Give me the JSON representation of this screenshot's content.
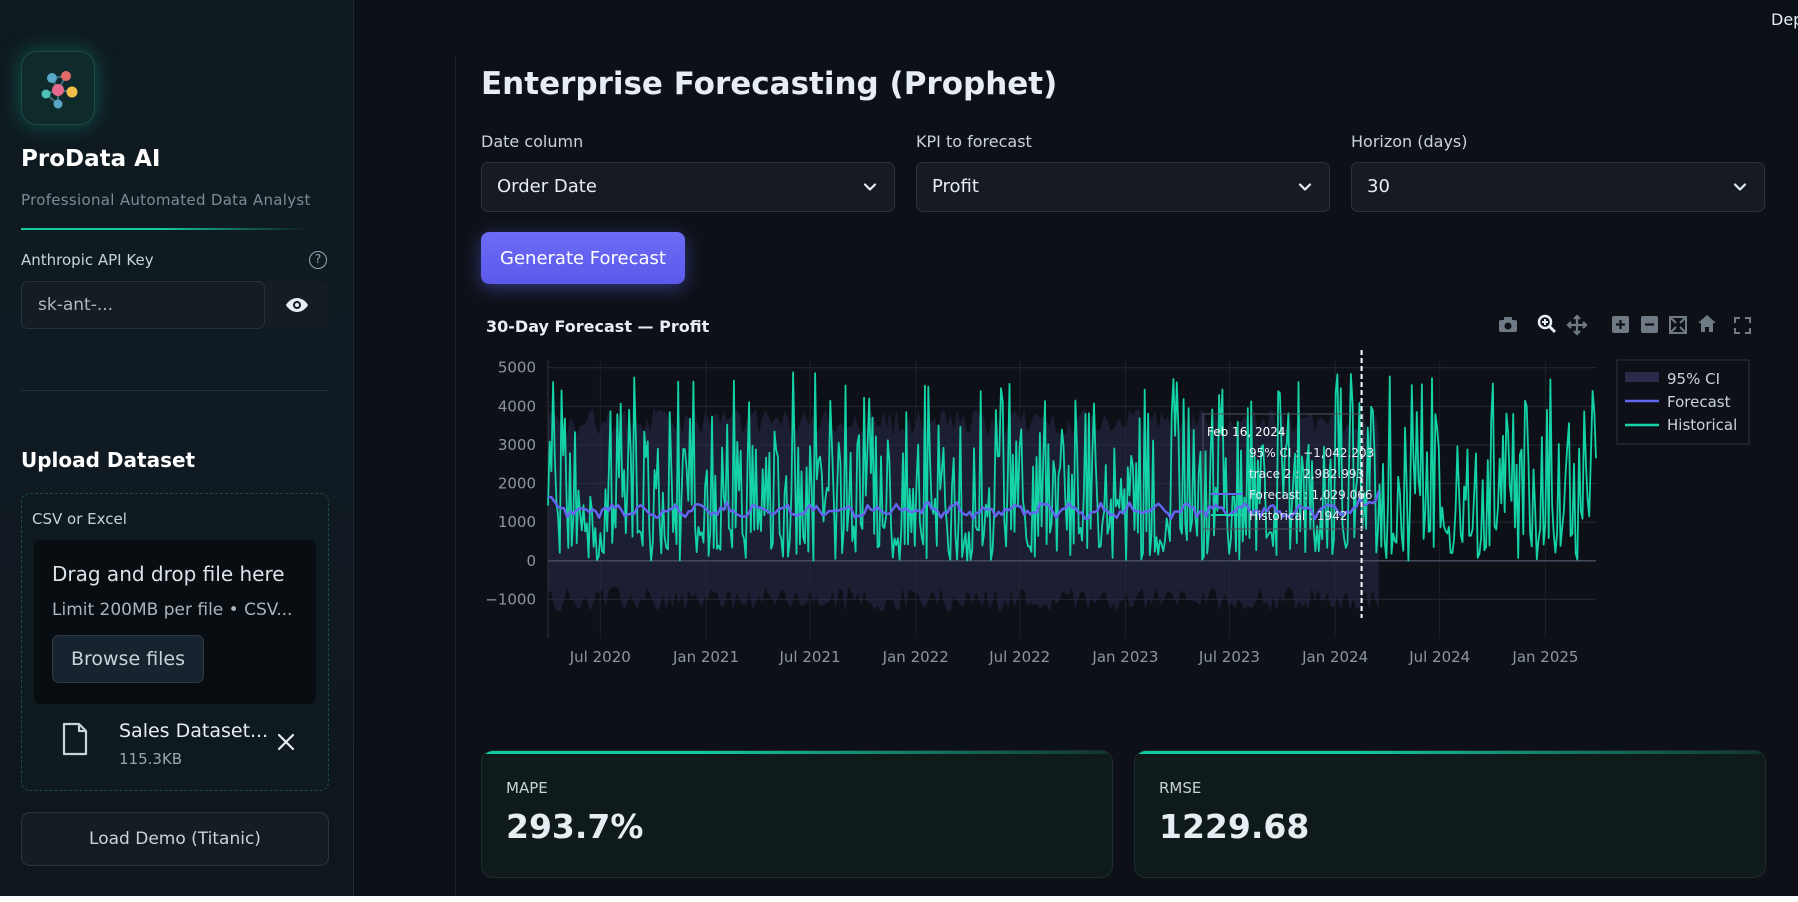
{
  "header": {
    "deploy_label": "Dep"
  },
  "sidebar": {
    "brand_title": "ProData AI",
    "brand_subtitle": "Professional Automated Data Analyst",
    "api_key": {
      "label": "Anthropic API Key",
      "placeholder": "sk-ant-...",
      "value": ""
    },
    "upload": {
      "title": "Upload Dataset",
      "label": "CSV or Excel",
      "drop_title": "Drag and drop file here",
      "drop_limit": "Limit 200MB per file • CSV...",
      "browse_label": "Browse files",
      "file_name": "Sales Dataset...",
      "file_size": "115.3KB"
    },
    "demo_button": "Load Demo (Titanic)"
  },
  "main": {
    "title": "Enterprise Forecasting (Prophet)",
    "controls": {
      "date_column": {
        "label": "Date column",
        "value": "Order Date"
      },
      "kpi": {
        "label": "KPI to forecast",
        "value": "Profit"
      },
      "horizon": {
        "label": "Horizon (days)",
        "value": "30"
      }
    },
    "generate_button": "Generate Forecast",
    "metrics": [
      {
        "label": "MAPE",
        "value": "293.7%"
      },
      {
        "label": "RMSE",
        "value": "1229.68"
      }
    ]
  },
  "colors": {
    "historical": "#14d3a6",
    "forecast": "#6366f1",
    "ci": "#2a2a4a",
    "accent": "#14c89f",
    "button": "#6366f1"
  },
  "icons": [
    "camera-icon",
    "zoom-icon",
    "pan-icon",
    "zoom-in-icon",
    "zoom-out-icon",
    "autoscale-icon",
    "reset-axes-icon",
    "fullscreen-icon",
    "eye-icon",
    "help-icon",
    "file-icon",
    "close-icon",
    "chevron-down-icon"
  ],
  "chart_data": {
    "type": "line",
    "title": "30-Day Forecast — Profit",
    "xlabel": "",
    "ylabel": "",
    "ylim": [
      -2000,
      5200
    ],
    "xlim": [
      "2020-04-01",
      "2025-03-30"
    ],
    "y_ticks": [
      -1000,
      0,
      1000,
      2000,
      3000,
      4000,
      5000
    ],
    "x_ticks": [
      "Jul 2020",
      "Jan 2021",
      "Jul 2021",
      "Jan 2022",
      "Jul 2022",
      "Jan 2023",
      "Jul 2023",
      "Jan 2024",
      "Jul 2024",
      "Jan 2025"
    ],
    "x_tick_dates": [
      "2020-07-01",
      "2021-01-01",
      "2021-07-01",
      "2022-01-01",
      "2022-07-01",
      "2023-01-01",
      "2023-07-01",
      "2024-01-01",
      "2024-07-01",
      "2025-01-01"
    ],
    "grid": true,
    "legend": {
      "placement": "top-right",
      "entries": [
        "95% CI",
        "Forecast",
        "Historical"
      ]
    },
    "series": [
      {
        "name": "Historical",
        "x_range": [
          "2020-04-01",
          "2025-03-30"
        ],
        "y_min": 0,
        "y_max": 4900,
        "typical_range": [
          0,
          4800
        ]
      },
      {
        "name": "Forecast",
        "x_range": [
          "2020-04-01",
          "2024-03-17"
        ],
        "y_approx": 1300,
        "y_range": [
          950,
          1950
        ]
      },
      {
        "name": "95% CI",
        "x_range": [
          "2020-04-01",
          "2024-03-17"
        ],
        "upper_approx": 3600,
        "lower_approx": -1000
      }
    ],
    "annotation": {
      "hover_date": "2024-02-16",
      "hover_label": "Feb 16, 2024",
      "lines": [
        "95% CI : −1,042.203",
        "trace 2 : 2,982.993",
        "Forecast : 1,029.066",
        "Historical : 1942"
      ]
    }
  }
}
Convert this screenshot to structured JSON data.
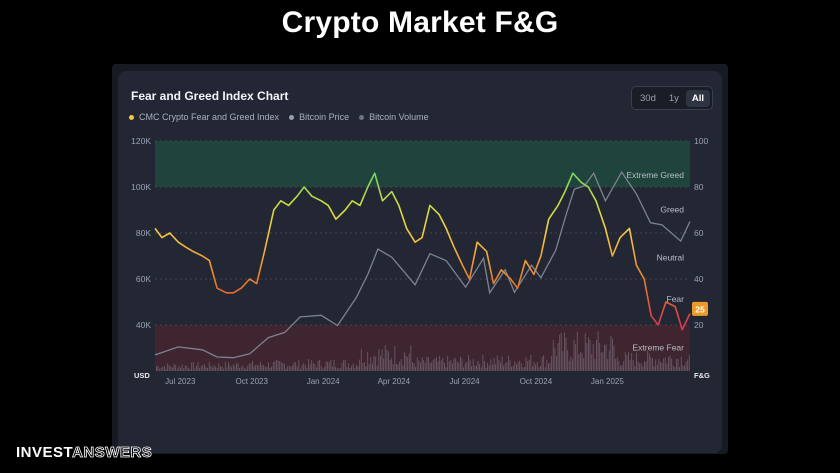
{
  "slide": {
    "title": "Crypto Market F&G",
    "brand_part1": "INVEST",
    "brand_part2": "ANSWERS"
  },
  "chart_header": {
    "title": "Fear and Greed Index Chart",
    "ranges": [
      "30d",
      "1y",
      "All"
    ],
    "active_range": "All"
  },
  "chart_data": {
    "type": "line",
    "title": "Fear and Greed Index Chart",
    "x_tick_labels": [
      "Jul 2023",
      "Oct 2023",
      "Jan 2024",
      "Apr 2024",
      "Jul 2024",
      "Oct 2024",
      "Jan 2025"
    ],
    "x_range": [
      "2023-06-01",
      "2025-04-20"
    ],
    "left_axis": {
      "unit_label": "USD",
      "ticks": [
        "40K",
        "60K",
        "80K",
        "100K",
        "120K"
      ],
      "range": [
        20000,
        120000
      ]
    },
    "right_axis": {
      "unit_label": "F&G",
      "ticks": [
        "20",
        "40",
        "60",
        "80",
        "100"
      ],
      "range": [
        0,
        100
      ]
    },
    "zones": [
      {
        "label": "Extreme Greed",
        "from": 80,
        "to": 100,
        "color": "#1e4a3e"
      },
      {
        "label": "Greed",
        "value": 60
      },
      {
        "label": "Neutral",
        "value": 45
      },
      {
        "label": "Fear",
        "value": 30
      },
      {
        "label": "Extreme Fear",
        "from": 0,
        "to": 20,
        "color": "#4a2530"
      }
    ],
    "current_value": "25",
    "grid": true,
    "series": [
      {
        "name": "CMC Crypto Fear and Greed Index",
        "color": "#f5c842",
        "axis": "right",
        "points": [
          [
            "2023-06-01",
            62
          ],
          [
            "2023-06-10",
            58
          ],
          [
            "2023-06-20",
            60
          ],
          [
            "2023-07-01",
            56
          ],
          [
            "2023-07-10",
            54
          ],
          [
            "2023-07-20",
            52
          ],
          [
            "2023-08-01",
            50
          ],
          [
            "2023-08-10",
            48
          ],
          [
            "2023-08-20",
            36
          ],
          [
            "2023-09-01",
            34
          ],
          [
            "2023-09-10",
            34
          ],
          [
            "2023-09-20",
            36
          ],
          [
            "2023-10-01",
            40
          ],
          [
            "2023-10-10",
            38
          ],
          [
            "2023-10-20",
            52
          ],
          [
            "2023-11-01",
            70
          ],
          [
            "2023-11-10",
            74
          ],
          [
            "2023-11-20",
            72
          ],
          [
            "2023-12-01",
            76
          ],
          [
            "2023-12-10",
            80
          ],
          [
            "2023-12-20",
            76
          ],
          [
            "2024-01-01",
            74
          ],
          [
            "2024-01-10",
            72
          ],
          [
            "2024-01-20",
            66
          ],
          [
            "2024-02-01",
            70
          ],
          [
            "2024-02-10",
            74
          ],
          [
            "2024-02-20",
            72
          ],
          [
            "2024-03-01",
            80
          ],
          [
            "2024-03-10",
            86
          ],
          [
            "2024-03-20",
            74
          ],
          [
            "2024-04-01",
            78
          ],
          [
            "2024-04-10",
            72
          ],
          [
            "2024-04-20",
            62
          ],
          [
            "2024-05-01",
            56
          ],
          [
            "2024-05-10",
            58
          ],
          [
            "2024-05-20",
            72
          ],
          [
            "2024-06-01",
            68
          ],
          [
            "2024-06-10",
            62
          ],
          [
            "2024-06-20",
            54
          ],
          [
            "2024-07-01",
            46
          ],
          [
            "2024-07-10",
            40
          ],
          [
            "2024-07-20",
            56
          ],
          [
            "2024-08-01",
            52
          ],
          [
            "2024-08-10",
            38
          ],
          [
            "2024-08-20",
            44
          ],
          [
            "2024-09-01",
            40
          ],
          [
            "2024-09-10",
            36
          ],
          [
            "2024-09-20",
            48
          ],
          [
            "2024-10-01",
            42
          ],
          [
            "2024-10-10",
            50
          ],
          [
            "2024-10-20",
            66
          ],
          [
            "2024-11-01",
            72
          ],
          [
            "2024-11-10",
            78
          ],
          [
            "2024-11-20",
            86
          ],
          [
            "2024-12-01",
            82
          ],
          [
            "2024-12-10",
            80
          ],
          [
            "2024-12-20",
            74
          ],
          [
            "2025-01-01",
            62
          ],
          [
            "2025-01-10",
            50
          ],
          [
            "2025-01-20",
            58
          ],
          [
            "2025-02-01",
            62
          ],
          [
            "2025-02-10",
            46
          ],
          [
            "2025-02-20",
            40
          ],
          [
            "2025-03-01",
            24
          ],
          [
            "2025-03-10",
            20
          ],
          [
            "2025-03-20",
            30
          ],
          [
            "2025-04-01",
            28
          ],
          [
            "2025-04-10",
            18
          ],
          [
            "2025-04-20",
            25
          ]
        ]
      },
      {
        "name": "Bitcoin Price",
        "color": "#7d8291",
        "axis": "left",
        "points": [
          [
            "2023-06-01",
            27000
          ],
          [
            "2023-07-01",
            30500
          ],
          [
            "2023-08-01",
            29200
          ],
          [
            "2023-08-20",
            26100
          ],
          [
            "2023-09-10",
            25800
          ],
          [
            "2023-10-01",
            27500
          ],
          [
            "2023-10-25",
            34500
          ],
          [
            "2023-11-15",
            36800
          ],
          [
            "2023-12-05",
            43500
          ],
          [
            "2024-01-01",
            44200
          ],
          [
            "2024-01-22",
            39800
          ],
          [
            "2024-02-15",
            51800
          ],
          [
            "2024-03-01",
            62000
          ],
          [
            "2024-03-14",
            73000
          ],
          [
            "2024-04-01",
            69500
          ],
          [
            "2024-05-01",
            57500
          ],
          [
            "2024-05-20",
            71000
          ],
          [
            "2024-06-10",
            68000
          ],
          [
            "2024-07-05",
            56500
          ],
          [
            "2024-07-28",
            69000
          ],
          [
            "2024-08-05",
            54000
          ],
          [
            "2024-08-25",
            64000
          ],
          [
            "2024-09-06",
            54200
          ],
          [
            "2024-09-28",
            66000
          ],
          [
            "2024-10-10",
            60500
          ],
          [
            "2024-10-29",
            72500
          ],
          [
            "2024-11-12",
            88500
          ],
          [
            "2024-11-22",
            99000
          ],
          [
            "2024-12-05",
            100500
          ],
          [
            "2024-12-17",
            106000
          ],
          [
            "2025-01-01",
            94000
          ],
          [
            "2025-01-22",
            106500
          ],
          [
            "2025-02-10",
            97000
          ],
          [
            "2025-02-28",
            84500
          ],
          [
            "2025-03-15",
            83500
          ],
          [
            "2025-04-08",
            76500
          ],
          [
            "2025-04-20",
            85000
          ]
        ]
      },
      {
        "name": "Bitcoin Volume",
        "color": "#6f7482",
        "axis": "volume",
        "points": []
      }
    ]
  }
}
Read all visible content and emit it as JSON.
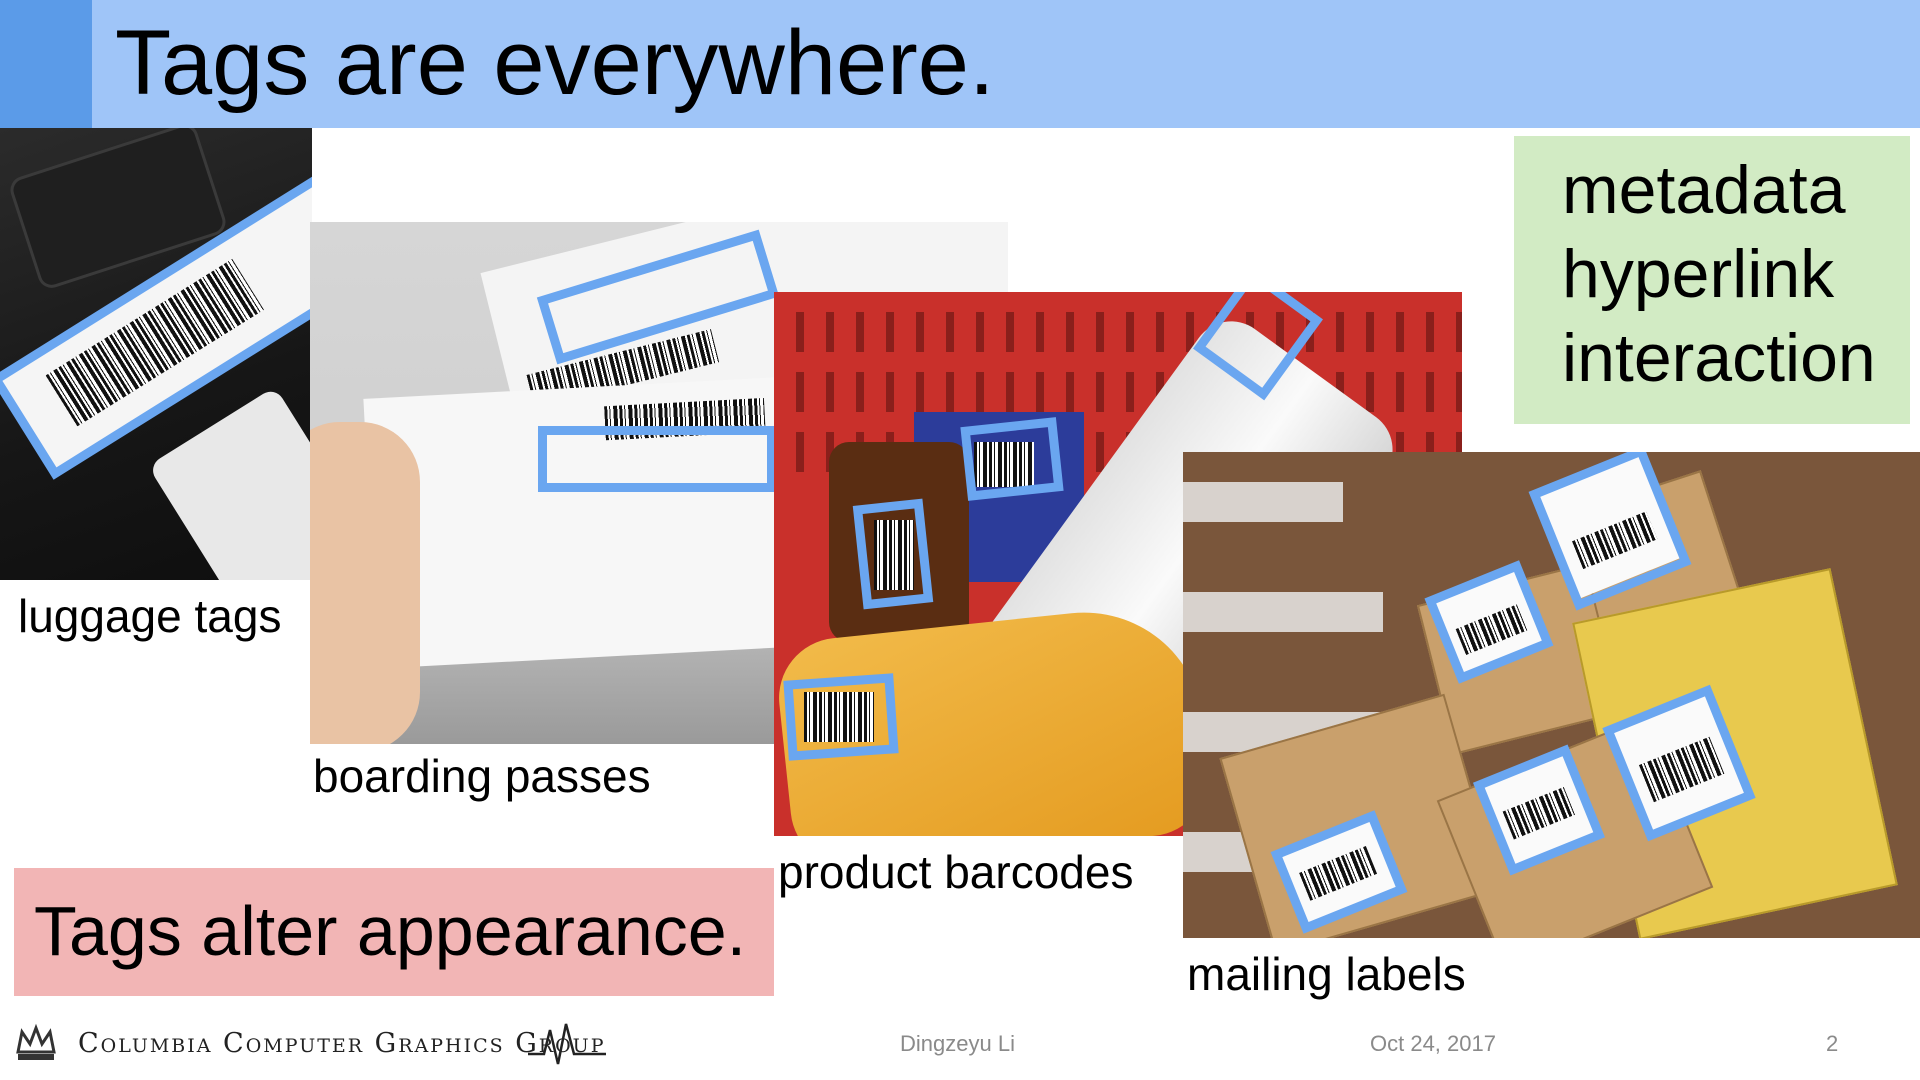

· · · · · · ·

→ YOUR GOAL: Show the lines of the records that include the string "Dataset".

→ COMPLETE ANSWER:
      "title": "Upload Dataset",
      "file_name": "Sales Dataset...",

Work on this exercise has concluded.